- [Dataset entries]:
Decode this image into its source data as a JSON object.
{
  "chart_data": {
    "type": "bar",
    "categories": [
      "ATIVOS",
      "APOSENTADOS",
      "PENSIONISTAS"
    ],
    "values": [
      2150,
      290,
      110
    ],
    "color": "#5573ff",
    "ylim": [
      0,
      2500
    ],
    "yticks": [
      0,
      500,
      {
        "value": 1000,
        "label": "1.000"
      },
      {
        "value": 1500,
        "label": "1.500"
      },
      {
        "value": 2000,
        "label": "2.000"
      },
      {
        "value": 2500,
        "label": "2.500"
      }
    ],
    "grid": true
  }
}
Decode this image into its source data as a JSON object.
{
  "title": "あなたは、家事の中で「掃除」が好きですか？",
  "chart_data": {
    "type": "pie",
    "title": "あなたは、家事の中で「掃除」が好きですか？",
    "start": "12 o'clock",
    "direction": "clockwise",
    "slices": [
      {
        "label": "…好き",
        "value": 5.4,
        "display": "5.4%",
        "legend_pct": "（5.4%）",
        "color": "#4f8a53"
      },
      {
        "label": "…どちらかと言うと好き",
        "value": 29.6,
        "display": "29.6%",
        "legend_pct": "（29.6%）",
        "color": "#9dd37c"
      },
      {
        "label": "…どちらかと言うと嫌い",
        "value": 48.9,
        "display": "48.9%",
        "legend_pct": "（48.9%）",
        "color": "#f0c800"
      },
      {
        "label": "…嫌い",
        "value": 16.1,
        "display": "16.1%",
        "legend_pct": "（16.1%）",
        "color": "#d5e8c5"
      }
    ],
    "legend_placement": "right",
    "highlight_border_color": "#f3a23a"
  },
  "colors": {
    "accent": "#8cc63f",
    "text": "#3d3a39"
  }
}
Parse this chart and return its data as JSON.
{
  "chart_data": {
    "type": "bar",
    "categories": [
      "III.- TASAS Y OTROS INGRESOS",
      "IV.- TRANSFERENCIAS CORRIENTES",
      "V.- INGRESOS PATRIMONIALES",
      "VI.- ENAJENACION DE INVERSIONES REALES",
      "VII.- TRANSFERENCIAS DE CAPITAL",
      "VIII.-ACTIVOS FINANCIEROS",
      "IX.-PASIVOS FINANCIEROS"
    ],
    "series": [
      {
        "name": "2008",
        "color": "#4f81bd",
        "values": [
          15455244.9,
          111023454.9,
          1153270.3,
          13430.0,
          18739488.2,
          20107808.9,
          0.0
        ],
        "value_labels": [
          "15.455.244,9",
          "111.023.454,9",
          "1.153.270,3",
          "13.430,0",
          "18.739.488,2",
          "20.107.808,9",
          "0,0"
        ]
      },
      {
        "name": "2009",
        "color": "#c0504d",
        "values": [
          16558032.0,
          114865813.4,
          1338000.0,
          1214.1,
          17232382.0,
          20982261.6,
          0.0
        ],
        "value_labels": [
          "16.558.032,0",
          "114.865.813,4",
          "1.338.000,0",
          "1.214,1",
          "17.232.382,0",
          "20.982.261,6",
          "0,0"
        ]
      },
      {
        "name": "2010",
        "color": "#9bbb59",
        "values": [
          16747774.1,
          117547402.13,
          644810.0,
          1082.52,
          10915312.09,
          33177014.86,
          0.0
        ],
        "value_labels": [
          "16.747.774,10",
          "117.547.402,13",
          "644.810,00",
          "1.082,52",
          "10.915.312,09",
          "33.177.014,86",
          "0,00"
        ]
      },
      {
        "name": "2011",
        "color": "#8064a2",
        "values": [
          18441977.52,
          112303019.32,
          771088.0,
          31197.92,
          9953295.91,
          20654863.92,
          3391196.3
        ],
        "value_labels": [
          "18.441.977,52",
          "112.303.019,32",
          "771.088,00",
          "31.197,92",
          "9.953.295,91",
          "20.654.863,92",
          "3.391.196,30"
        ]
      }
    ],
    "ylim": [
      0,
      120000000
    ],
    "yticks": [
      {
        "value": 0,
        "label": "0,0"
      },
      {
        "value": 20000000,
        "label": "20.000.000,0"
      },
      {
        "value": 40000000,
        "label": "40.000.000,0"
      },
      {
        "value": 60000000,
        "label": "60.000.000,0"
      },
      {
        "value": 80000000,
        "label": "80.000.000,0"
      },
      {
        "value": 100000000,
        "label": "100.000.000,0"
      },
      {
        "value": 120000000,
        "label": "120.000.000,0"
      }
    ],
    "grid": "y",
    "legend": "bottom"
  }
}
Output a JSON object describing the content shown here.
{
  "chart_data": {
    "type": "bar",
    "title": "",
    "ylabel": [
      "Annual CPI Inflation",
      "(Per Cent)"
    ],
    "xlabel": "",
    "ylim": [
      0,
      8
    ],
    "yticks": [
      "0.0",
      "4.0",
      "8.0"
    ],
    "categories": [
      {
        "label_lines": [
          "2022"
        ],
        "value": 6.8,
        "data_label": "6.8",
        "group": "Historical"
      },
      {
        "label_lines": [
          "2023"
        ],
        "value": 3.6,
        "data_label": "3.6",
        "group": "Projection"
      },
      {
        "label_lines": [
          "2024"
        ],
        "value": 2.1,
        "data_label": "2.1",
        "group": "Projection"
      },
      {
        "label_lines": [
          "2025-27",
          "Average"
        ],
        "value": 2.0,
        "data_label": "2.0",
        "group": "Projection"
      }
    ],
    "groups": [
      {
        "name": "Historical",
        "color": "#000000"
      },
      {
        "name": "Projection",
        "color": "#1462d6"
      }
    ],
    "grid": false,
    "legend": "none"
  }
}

- [Work to complete]:
Look above for every line with the word "JSON" and copy it.

- [The reply]:
Decode this image into its source data as a JSON object.
Decode this image into its source data as a JSON object.
Parse this chart and return its data as JSON.
Output a JSON object describing the content shown here.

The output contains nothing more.